- _Set problem_: Reproduce the listing verbatim from its first line through the line containing "option-text: They repel each other. — [185, 354, 292, 369]", including both of those lines.

Spatial annotation records:

----------------------------------------

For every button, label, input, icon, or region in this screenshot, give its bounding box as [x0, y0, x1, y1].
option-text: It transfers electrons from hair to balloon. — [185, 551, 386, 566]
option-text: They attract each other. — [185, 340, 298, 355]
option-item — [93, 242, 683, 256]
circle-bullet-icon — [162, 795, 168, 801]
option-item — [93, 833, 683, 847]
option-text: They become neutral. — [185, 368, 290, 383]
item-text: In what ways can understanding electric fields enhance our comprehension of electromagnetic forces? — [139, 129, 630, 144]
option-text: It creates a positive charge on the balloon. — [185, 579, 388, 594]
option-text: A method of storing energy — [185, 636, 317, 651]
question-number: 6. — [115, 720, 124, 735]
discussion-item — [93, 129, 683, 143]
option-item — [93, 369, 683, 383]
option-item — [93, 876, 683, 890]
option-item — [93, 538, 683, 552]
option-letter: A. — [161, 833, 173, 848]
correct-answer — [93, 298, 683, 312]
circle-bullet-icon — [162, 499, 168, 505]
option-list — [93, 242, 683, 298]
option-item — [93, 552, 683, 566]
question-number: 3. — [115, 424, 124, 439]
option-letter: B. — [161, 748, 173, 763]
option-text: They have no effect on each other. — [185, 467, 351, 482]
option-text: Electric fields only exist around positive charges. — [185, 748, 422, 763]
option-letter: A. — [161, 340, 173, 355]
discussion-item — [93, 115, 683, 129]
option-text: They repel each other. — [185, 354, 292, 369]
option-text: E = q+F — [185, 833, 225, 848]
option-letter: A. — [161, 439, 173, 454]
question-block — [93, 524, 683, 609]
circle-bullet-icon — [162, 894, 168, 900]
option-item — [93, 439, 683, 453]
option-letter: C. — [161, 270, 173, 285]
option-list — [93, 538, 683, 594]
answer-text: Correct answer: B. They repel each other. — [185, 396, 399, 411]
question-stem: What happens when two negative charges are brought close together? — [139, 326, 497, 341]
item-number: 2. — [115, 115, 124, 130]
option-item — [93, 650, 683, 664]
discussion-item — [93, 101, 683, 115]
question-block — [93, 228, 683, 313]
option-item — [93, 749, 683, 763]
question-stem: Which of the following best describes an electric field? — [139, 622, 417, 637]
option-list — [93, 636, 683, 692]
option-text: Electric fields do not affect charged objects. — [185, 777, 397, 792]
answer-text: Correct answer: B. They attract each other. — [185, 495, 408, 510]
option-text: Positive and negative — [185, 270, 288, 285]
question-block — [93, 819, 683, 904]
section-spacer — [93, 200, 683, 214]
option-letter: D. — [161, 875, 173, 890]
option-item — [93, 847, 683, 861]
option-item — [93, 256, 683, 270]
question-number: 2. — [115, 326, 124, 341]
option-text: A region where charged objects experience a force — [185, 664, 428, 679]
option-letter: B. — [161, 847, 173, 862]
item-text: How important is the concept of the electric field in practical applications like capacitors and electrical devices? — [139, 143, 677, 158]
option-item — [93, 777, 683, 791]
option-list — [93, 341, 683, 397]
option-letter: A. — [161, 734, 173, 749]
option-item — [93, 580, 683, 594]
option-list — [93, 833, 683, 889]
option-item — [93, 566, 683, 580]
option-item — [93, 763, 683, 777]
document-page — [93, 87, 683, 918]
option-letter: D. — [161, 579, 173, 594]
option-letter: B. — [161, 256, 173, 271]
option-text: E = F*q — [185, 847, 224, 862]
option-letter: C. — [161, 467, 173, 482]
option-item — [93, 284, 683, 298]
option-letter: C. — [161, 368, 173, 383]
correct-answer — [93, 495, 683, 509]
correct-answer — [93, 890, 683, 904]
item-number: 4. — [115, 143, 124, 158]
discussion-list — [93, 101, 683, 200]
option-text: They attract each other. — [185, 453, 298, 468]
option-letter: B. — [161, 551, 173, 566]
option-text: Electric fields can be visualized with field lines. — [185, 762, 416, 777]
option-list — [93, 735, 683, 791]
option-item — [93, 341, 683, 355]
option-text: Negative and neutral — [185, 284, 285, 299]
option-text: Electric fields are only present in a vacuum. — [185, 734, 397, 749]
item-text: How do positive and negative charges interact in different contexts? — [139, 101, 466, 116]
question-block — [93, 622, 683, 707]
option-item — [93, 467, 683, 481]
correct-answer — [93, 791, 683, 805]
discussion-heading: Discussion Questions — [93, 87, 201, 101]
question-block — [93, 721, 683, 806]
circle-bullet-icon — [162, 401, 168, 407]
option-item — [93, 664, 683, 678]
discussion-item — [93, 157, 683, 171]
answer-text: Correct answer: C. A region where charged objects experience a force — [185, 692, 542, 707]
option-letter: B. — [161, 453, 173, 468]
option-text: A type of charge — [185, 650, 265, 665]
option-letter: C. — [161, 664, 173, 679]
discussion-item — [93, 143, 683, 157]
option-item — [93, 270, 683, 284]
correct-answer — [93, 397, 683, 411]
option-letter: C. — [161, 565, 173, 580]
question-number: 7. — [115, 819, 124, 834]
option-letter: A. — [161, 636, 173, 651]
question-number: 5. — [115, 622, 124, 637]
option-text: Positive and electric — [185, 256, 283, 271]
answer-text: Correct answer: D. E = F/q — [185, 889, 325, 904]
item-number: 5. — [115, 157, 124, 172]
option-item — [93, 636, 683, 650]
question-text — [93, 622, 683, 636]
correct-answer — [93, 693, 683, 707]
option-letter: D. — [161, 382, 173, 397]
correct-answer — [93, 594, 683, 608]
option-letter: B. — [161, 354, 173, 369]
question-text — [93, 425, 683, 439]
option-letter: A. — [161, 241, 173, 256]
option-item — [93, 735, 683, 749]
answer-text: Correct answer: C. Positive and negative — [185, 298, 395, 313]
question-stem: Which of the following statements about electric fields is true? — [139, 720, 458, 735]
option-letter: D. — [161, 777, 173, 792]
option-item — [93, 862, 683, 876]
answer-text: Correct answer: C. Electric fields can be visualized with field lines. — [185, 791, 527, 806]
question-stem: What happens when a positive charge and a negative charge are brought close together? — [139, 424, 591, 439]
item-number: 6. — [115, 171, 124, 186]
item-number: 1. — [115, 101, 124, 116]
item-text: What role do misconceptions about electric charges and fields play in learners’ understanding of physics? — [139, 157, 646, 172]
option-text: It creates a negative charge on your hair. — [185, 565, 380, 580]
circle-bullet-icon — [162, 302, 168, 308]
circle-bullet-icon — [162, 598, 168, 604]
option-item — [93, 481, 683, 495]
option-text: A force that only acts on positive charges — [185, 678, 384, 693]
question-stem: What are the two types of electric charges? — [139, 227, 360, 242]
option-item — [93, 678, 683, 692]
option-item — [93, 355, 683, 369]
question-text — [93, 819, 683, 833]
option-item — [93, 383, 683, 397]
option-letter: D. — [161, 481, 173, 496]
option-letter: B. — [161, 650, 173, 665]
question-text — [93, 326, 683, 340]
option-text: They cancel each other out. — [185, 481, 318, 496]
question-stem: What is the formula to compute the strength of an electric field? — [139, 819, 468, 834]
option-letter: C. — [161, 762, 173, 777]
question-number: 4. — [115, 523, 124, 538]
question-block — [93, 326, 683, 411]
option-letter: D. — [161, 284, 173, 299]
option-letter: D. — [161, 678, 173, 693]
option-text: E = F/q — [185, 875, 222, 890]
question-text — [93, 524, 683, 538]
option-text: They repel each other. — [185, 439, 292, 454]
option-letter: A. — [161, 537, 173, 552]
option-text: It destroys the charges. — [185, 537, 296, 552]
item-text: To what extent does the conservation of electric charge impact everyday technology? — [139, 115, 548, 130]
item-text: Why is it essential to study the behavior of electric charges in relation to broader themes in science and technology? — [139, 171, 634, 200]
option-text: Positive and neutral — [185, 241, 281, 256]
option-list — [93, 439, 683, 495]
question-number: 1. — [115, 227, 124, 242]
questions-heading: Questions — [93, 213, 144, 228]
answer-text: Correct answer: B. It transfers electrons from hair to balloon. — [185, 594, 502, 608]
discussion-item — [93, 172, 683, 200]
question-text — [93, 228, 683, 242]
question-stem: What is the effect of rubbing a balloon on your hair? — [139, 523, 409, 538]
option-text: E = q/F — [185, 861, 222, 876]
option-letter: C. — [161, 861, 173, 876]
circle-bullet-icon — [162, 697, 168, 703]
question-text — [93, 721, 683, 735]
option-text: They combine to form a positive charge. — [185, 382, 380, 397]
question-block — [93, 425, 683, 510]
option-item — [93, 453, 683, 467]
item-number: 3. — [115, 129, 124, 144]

----------------------------------------

- _Exercise solution_:
For every button, label, input, icon, or region in this screenshot, give its bounding box as [x0, y0, x1, y1].
option-text: It transfers electrons from hair to balloon. — [185, 551, 386, 566]
option-text: They attract each other. — [185, 340, 298, 355]
option-item — [93, 242, 683, 256]
circle-bullet-icon — [162, 795, 168, 801]
option-item — [93, 833, 683, 847]
option-text: They become neutral. — [185, 368, 290, 383]
item-text: In what ways can understanding electric fields enhance our comprehension of electromagnetic forces? — [139, 129, 630, 144]
option-text: It creates a positive charge on the balloon. — [185, 579, 388, 594]
option-text: A method of storing energy — [185, 636, 317, 651]
question-number: 6. — [115, 720, 124, 735]
discussion-item — [93, 129, 683, 143]
option-item — [93, 369, 683, 383]
option-item — [93, 876, 683, 890]
option-item — [93, 538, 683, 552]
option-letter: A. — [161, 833, 173, 848]
correct-answer — [93, 298, 683, 312]
circle-bullet-icon — [162, 499, 168, 505]
option-list — [93, 242, 683, 298]
option-item — [93, 552, 683, 566]
question-number: 3. — [115, 424, 124, 439]
option-letter: B. — [161, 748, 173, 763]
option-text: They have no effect on each other. — [185, 467, 351, 482]
option-text: Electric fields only exist around positive charges. — [185, 748, 422, 763]
option-letter: A. — [161, 340, 173, 355]
discussion-item — [93, 115, 683, 129]
option-text: They repel each other. — [185, 354, 292, 369]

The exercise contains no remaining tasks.